### To be done
Using the records below, reproduce exactly the lines from the one containing "Serialize everything readable" through the end, and nothing more; skip the images.

### Data lines
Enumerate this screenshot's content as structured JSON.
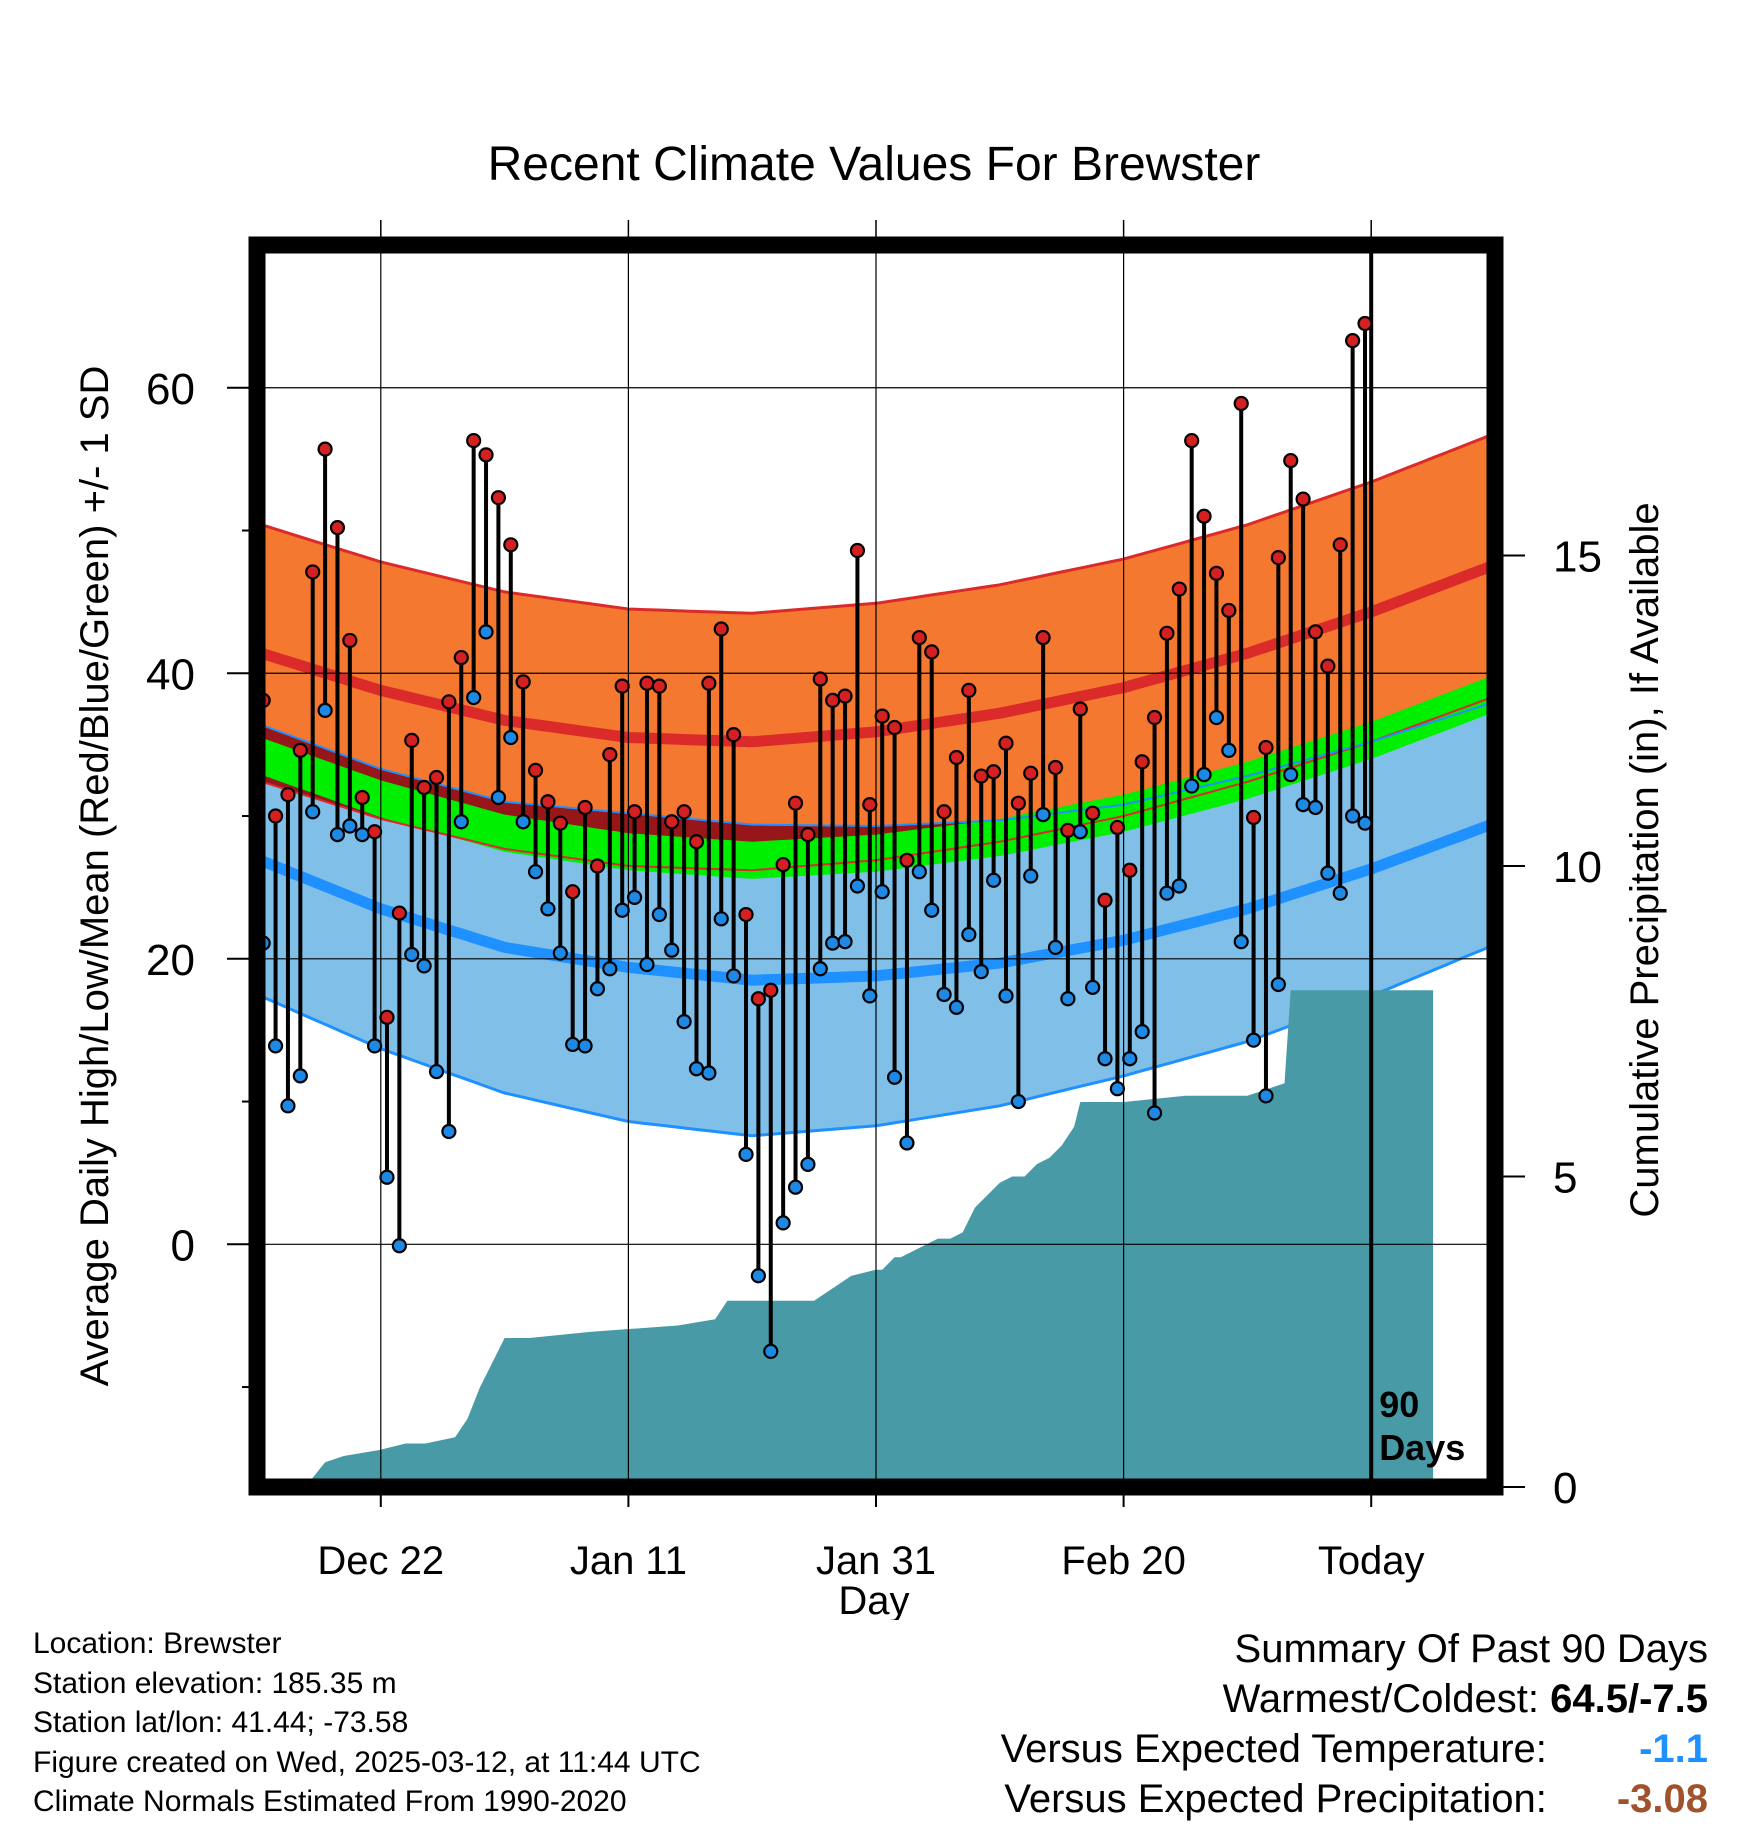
{
  "chart_data": {
    "type": "line",
    "title": "Recent Climate Values For Brewster",
    "xlabel": "Day",
    "ylabel": "Average Daily High/Low/Mean (Red/Blue/Green) +/- 1 SD",
    "y2label": "Cumulative Precipitation (in), If Available",
    "ylim": [
      -17,
      70
    ],
    "y_ticks": [
      "0",
      "20",
      "40",
      "60"
    ],
    "y2lim": [
      0,
      20
    ],
    "y2_ticks": [
      "0",
      "5",
      "10",
      "15"
    ],
    "xlim": [
      0,
      100
    ],
    "x_ticks": [
      {
        "day": 10,
        "label": "Dec 22"
      },
      {
        "day": 30,
        "label": "Jan 11"
      },
      {
        "day": 50,
        "label": "Jan 31"
      },
      {
        "day": 70,
        "label": "Feb 20"
      },
      {
        "day": 90,
        "label": "Today"
      }
    ],
    "today_marker": {
      "day": 90,
      "label_line1": "90",
      "label_line2": "Days"
    },
    "grid": true,
    "colors": {
      "high_band": "#f47830",
      "high_line": "#da2a2a",
      "mean_band": "#00ee00",
      "mean_overlap_band": "#96161a",
      "low_band": "#80c0e8",
      "low_line": "#1e90ff",
      "high_dot": "#d42020",
      "low_dot": "#1e88e5",
      "precip_fill": "#489ba6"
    },
    "normals": {
      "days": [
        0,
        10,
        20,
        30,
        40,
        50,
        60,
        70,
        80,
        90,
        100
      ],
      "high_mean": [
        41.5,
        38.8,
        36.7,
        35.5,
        35.2,
        35.9,
        37.2,
        39.0,
        41.4,
        44.3,
        47.6
      ],
      "high_sd": [
        9.0,
        9.0,
        9.0,
        9.0,
        9.0,
        9.0,
        9.0,
        9.0,
        9.0,
        9.1,
        9.2
      ],
      "low_mean": [
        27.0,
        23.5,
        20.8,
        19.4,
        18.5,
        18.8,
        19.7,
        21.3,
        23.5,
        26.3,
        29.5
      ],
      "low_sd": [
        9.5,
        9.8,
        10.2,
        10.8,
        10.9,
        10.5,
        10.0,
        9.5,
        9.3,
        8.9,
        8.5
      ],
      "mean_mean": [
        34.3,
        31.2,
        28.8,
        27.5,
        26.9,
        27.4,
        28.5,
        30.2,
        32.5,
        35.3,
        38.6
      ],
      "mean_sd": [
        1.3,
        1.3,
        1.3,
        1.3,
        1.3,
        1.3,
        1.3,
        1.3,
        1.3,
        1.3,
        1.3
      ]
    },
    "series": [
      {
        "name": "High",
        "values": [
          38.1,
          30.0,
          31.5,
          34.6,
          47.1,
          55.7,
          50.2,
          42.3,
          31.3,
          28.9,
          15.9,
          23.2,
          35.3,
          32.0,
          32.7,
          38.0,
          41.1,
          56.3,
          55.3,
          52.3,
          49.0,
          39.4,
          33.2,
          31.0,
          29.5,
          24.7,
          30.6,
          26.5,
          34.3,
          39.1,
          30.3,
          39.3,
          39.1,
          29.6,
          30.3,
          28.2,
          39.3,
          43.1,
          35.7,
          23.1,
          17.2,
          17.8,
          26.6,
          30.9,
          28.7,
          39.6,
          38.1,
          38.4,
          48.6,
          30.8,
          37.0,
          36.2,
          26.9,
          42.5,
          41.5,
          30.3,
          34.1,
          38.8,
          32.8,
          33.1,
          35.1,
          30.9,
          33.0,
          42.5,
          33.4,
          29.0,
          37.5,
          30.2,
          24.1,
          29.2,
          26.2,
          33.8,
          36.9,
          42.8,
          45.9,
          56.3,
          51.0,
          47.0,
          44.4,
          58.9,
          29.9,
          34.8,
          48.1,
          54.9,
          52.2,
          42.9,
          40.5,
          49.0,
          63.3,
          64.5
        ]
      },
      {
        "name": "Low",
        "values": [
          21.1,
          13.9,
          9.7,
          11.8,
          30.3,
          37.4,
          28.7,
          29.3,
          28.7,
          13.9,
          4.7,
          -0.1,
          20.3,
          19.5,
          12.1,
          7.9,
          29.6,
          38.3,
          42.9,
          31.3,
          35.5,
          29.6,
          26.1,
          23.5,
          20.4,
          14.0,
          13.9,
          17.9,
          19.3,
          23.4,
          24.3,
          19.6,
          23.1,
          20.6,
          15.6,
          12.3,
          12.0,
          22.8,
          18.8,
          6.3,
          -2.2,
          -7.5,
          1.5,
          4.0,
          5.6,
          19.3,
          21.1,
          21.2,
          25.1,
          17.4,
          24.7,
          11.7,
          7.1,
          26.1,
          23.4,
          17.5,
          16.6,
          21.7,
          19.1,
          25.5,
          17.4,
          10.0,
          25.8,
          30.1,
          20.8,
          17.2,
          28.9,
          18.0,
          13.0,
          10.9,
          13.0,
          14.9,
          9.2,
          24.6,
          25.1,
          32.1,
          32.9,
          36.9,
          34.6,
          21.2,
          14.3,
          10.4,
          18.2,
          32.9,
          30.8,
          30.6,
          26.0,
          24.6,
          30.0,
          29.5
        ]
      }
    ],
    "precip": {
      "days": [
        3.9,
        5.5,
        7.0,
        10.0,
        12.0,
        13.6,
        16.0,
        17.0,
        18.0,
        20.0,
        22.0,
        27.0,
        34.0,
        37.0,
        38.0,
        40.0,
        45.0,
        48.0,
        50.0,
        50.5,
        51.5,
        52.0,
        55.0,
        56.0,
        57.0,
        58.0,
        59.0,
        60.0,
        61.0,
        62.0,
        63.0,
        64.0,
        65.0,
        66.0,
        66.5,
        68.0,
        70.0,
        75.0,
        80.0,
        83.0,
        83.5,
        88.0,
        95.0
      ],
      "values": [
        0.0,
        0.4,
        0.5,
        0.6,
        0.7,
        0.7,
        0.8,
        1.1,
        1.6,
        2.4,
        2.4,
        2.5,
        2.6,
        2.7,
        3.0,
        3.0,
        3.0,
        3.4,
        3.5,
        3.5,
        3.7,
        3.7,
        4.0,
        4.0,
        4.1,
        4.5,
        4.7,
        4.9,
        5.0,
        5.0,
        5.2,
        5.3,
        5.5,
        5.8,
        6.2,
        6.2,
        6.2,
        6.3,
        6.3,
        6.5,
        8.0,
        8.0,
        8.0
      ]
    }
  },
  "info": {
    "location": "Location: Brewster",
    "elevation": "Station elevation: 185.35 m",
    "latlon": "Station lat/lon: 41.44; -73.58",
    "created": "Figure created on Wed, 2025-03-12, at 11:44 UTC",
    "normals": "Climate Normals Estimated From 1990-2020"
  },
  "summary": {
    "heading": "Summary Of Past 90 Days",
    "warm_cold_label": "Warmest/Coldest:",
    "warm_cold_value": "64.5/-7.5",
    "temp_label": "Versus Expected Temperature:",
    "temp_value": "-1.1",
    "temp_color": "#1e90ff",
    "precip_label": "Versus Expected Precipitation:",
    "precip_value": "-3.08",
    "precip_color": "#a0522d"
  }
}
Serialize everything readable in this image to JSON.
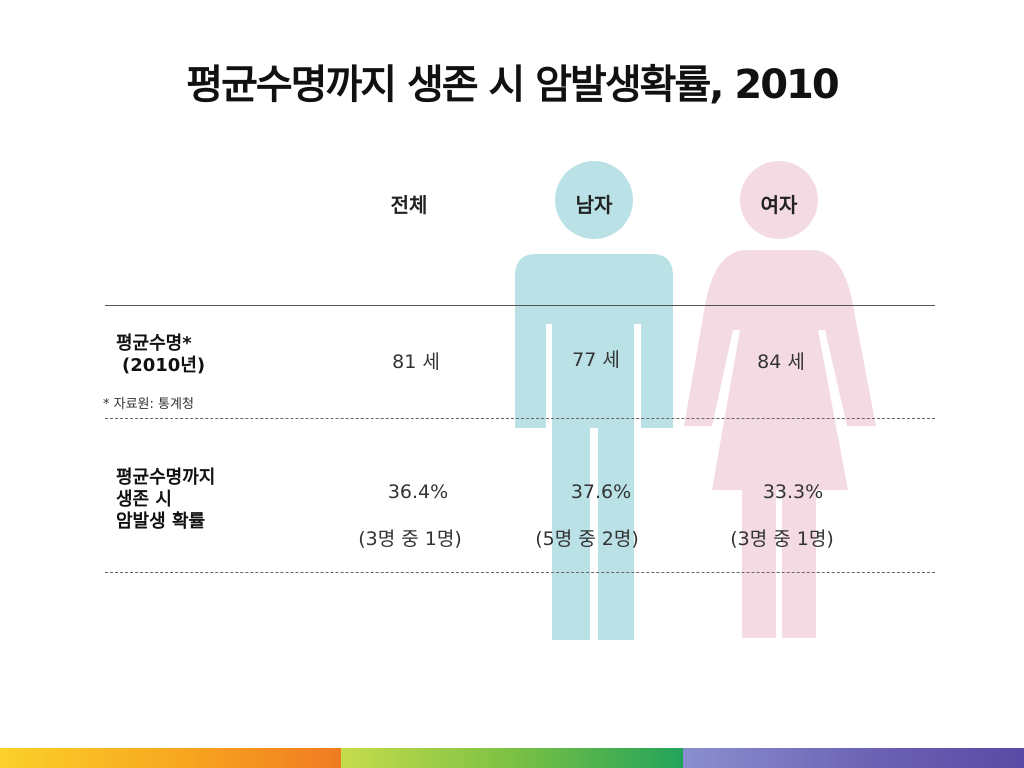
{
  "title": "평균수명까지 생존 시 암발생확률, 2010",
  "columns": {
    "total": "전체",
    "male": "남자",
    "female": "여자"
  },
  "rows": {
    "life_expectancy": {
      "label_line1": "평균수명*",
      "label_line2": "(2010년)",
      "source_note": "* 자료원: 통계청",
      "total": "81 세",
      "male": "77 세",
      "female": "84 세"
    },
    "cancer_probability": {
      "label_line1": "평균수명까지",
      "label_line2": "생존 시",
      "label_line3": "암발생 확률",
      "total": "36.4%",
      "male": "37.6%",
      "female": "33.3%",
      "total_ratio": "(3명 중 1명)",
      "male_ratio": "(5명 중 2명)",
      "female_ratio": "(3명 중 1명)"
    }
  },
  "colors": {
    "male_figure": "#b9e1e6",
    "female_figure": "#f4dbe3",
    "bar_orange": "#f29a1e",
    "bar_green": "#8cc63f",
    "bar_purple": "#6f5fae"
  },
  "icons": {
    "male": "man-figure-icon",
    "female": "woman-figure-icon"
  }
}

### Solution to this exercise
Serialize everything readable in this image to JSON.
{
  "title": "평균수명까지 생존 시 암발생확률, 2010",
  "columns": {
    "total": "전체",
    "male": "남자",
    "female": "여자"
  },
  "rows": {
    "life_expectancy": {
      "label_line1": "평균수명*",
      "label_line2": "(2010년)",
      "source_note": "* 자료원: 통계청",
      "total": "81 세",
      "male": "77 세",
      "female": "84 세"
    },
    "cancer_probability": {
      "label_line1": "평균수명까지",
      "label_line2": "생존 시",
      "label_line3": "암발생 확률",
      "total": "36.4%",
      "male": "37.6%",
      "female": "33.3%",
      "total_ratio": "(3명 중 1명)",
      "male_ratio": "(5명 중 2명)",
      "female_ratio": "(3명 중 1명)"
    }
  },
  "colors": {
    "male_figure": "#b9e1e6",
    "female_figure": "#f4dbe3",
    "bar_orange": "#f29a1e",
    "bar_green": "#8cc63f",
    "bar_purple": "#6f5fae"
  },
  "icons": {
    "male": "man-figure-icon",
    "female": "woman-figure-icon"
  }
}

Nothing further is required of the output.